— Travail à réaliser —
Dans le texte sur Stromae :
(a) En quels mois et année paraît l'album « √ » ?
(b) Jusque fin 2015, combien de concerts Stromae a-t-il donnés environ ?
(c) Quel titre est le thème original de sa marque de vêtements Mosaert ?

— Extrait du texte —
Le retour du prodige du plat pays dans les bacs passé au crible !
• Welcome back maestro ! ⇒ Avant de véritablement plonger dans le vif du sujet, remontons quelque peu le temps et revenons ainsi en août 2013 alors que Stromae publie « √ », son deuxième album au succès pharaonique, écoulé à plus de deux millions d’exemplaires rien qu’en France. Face à cette consécration retentissante, l’auteur de tubes inoubliables – tels que « Alors On Danse », « Formidable », « Up Saw Liz » ou encore « Tous Les Mêmes » et « Papaoutai » parmi tant d’autres – part littéralement aux quatre coins du globe. Ce pour défendre l’opus, vous en conviendrez, mais également répondre à la demande d’un public en pleine expansion, on ne peut plus séduit et adepte du génie créatif de l’artiste belge à qui tout sourit ! De fait, jusque fin 2015, Monsieur Paul Van Haver – de son vrai nom – aura donné pas loin de 210 concerts, dont plus de la moitié à travers l’Europe.
Malheureusement, le revers de la médaille aura contraint l’intéressé à raccrocher les gants, et à veiller de toute urgence sur sa santé, relativement inquiétante d’après les témoignages de son entourage. Stromae ne travaillera alors plus que dans l’ombre, à son rythme, pour d’autres artistes de grande envergure, de Dua Lipa à Coldplay en passant par Billie Eilish et son ami de longue date OrelSan pour ne citer qu’eux. Il marquera quelques rares apparitions néanmoins, dont l’une aux côtés de ce derniers pour les besoins de l’immanquable « La Pluie » en 2017 (ndlr : extrait de l’album du rappeur caennais « La Fête Est Finie ») ou l’année suivante avec l’inédit et hors-série « Défiler », le thème original de sa marque de vêtements Mosaert.

— Données affichées —
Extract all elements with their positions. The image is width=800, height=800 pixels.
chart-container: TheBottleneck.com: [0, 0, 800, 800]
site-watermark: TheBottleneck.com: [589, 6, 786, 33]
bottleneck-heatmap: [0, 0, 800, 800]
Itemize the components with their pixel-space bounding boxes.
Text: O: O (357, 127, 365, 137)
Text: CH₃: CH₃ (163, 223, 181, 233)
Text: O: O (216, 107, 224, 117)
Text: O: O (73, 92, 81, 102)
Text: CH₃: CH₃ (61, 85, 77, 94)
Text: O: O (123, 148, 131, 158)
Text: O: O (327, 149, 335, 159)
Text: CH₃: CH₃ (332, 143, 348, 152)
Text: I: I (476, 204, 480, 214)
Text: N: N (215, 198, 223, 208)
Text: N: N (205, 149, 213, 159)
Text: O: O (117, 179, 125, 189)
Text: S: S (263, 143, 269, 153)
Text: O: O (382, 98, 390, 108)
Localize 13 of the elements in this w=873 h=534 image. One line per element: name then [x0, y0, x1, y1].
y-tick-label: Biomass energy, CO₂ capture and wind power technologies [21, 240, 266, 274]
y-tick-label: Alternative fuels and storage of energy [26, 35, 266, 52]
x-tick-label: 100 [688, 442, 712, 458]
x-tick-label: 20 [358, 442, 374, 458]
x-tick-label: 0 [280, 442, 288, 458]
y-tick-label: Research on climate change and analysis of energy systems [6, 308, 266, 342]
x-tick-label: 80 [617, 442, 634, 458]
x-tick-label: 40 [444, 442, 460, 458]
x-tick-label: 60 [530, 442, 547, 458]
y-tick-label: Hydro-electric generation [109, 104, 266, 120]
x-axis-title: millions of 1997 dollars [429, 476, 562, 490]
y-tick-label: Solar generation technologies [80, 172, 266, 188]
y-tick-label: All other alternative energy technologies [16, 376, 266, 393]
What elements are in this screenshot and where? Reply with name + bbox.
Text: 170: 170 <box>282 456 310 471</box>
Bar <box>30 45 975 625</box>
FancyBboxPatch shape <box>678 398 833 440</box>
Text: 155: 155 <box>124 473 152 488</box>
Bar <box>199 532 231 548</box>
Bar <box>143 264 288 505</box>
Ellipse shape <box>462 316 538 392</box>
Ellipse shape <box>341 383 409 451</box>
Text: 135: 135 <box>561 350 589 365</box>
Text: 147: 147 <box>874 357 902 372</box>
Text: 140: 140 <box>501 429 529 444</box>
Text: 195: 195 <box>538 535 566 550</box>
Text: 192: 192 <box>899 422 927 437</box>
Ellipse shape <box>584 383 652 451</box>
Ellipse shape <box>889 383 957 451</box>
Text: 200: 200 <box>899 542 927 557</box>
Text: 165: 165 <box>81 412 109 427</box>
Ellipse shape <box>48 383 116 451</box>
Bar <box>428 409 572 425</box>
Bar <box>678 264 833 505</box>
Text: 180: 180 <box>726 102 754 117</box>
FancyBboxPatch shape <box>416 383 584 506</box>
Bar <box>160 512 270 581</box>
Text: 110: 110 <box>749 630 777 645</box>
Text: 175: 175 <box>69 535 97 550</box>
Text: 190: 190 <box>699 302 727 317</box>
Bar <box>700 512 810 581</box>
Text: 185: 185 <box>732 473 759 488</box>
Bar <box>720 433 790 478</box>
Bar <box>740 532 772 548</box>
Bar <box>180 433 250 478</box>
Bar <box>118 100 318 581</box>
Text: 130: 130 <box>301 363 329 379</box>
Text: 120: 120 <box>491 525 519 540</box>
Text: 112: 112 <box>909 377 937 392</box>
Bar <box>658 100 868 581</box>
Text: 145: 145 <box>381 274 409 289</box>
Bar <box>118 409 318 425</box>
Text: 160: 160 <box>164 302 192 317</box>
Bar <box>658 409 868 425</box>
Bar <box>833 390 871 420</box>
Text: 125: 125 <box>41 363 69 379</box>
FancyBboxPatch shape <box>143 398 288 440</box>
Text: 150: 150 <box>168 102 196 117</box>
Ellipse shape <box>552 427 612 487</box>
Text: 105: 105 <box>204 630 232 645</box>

— Solution du problème —
(a) En août 2013.
(b) Pas loin de 210 concerts.
(c) « Défiler ».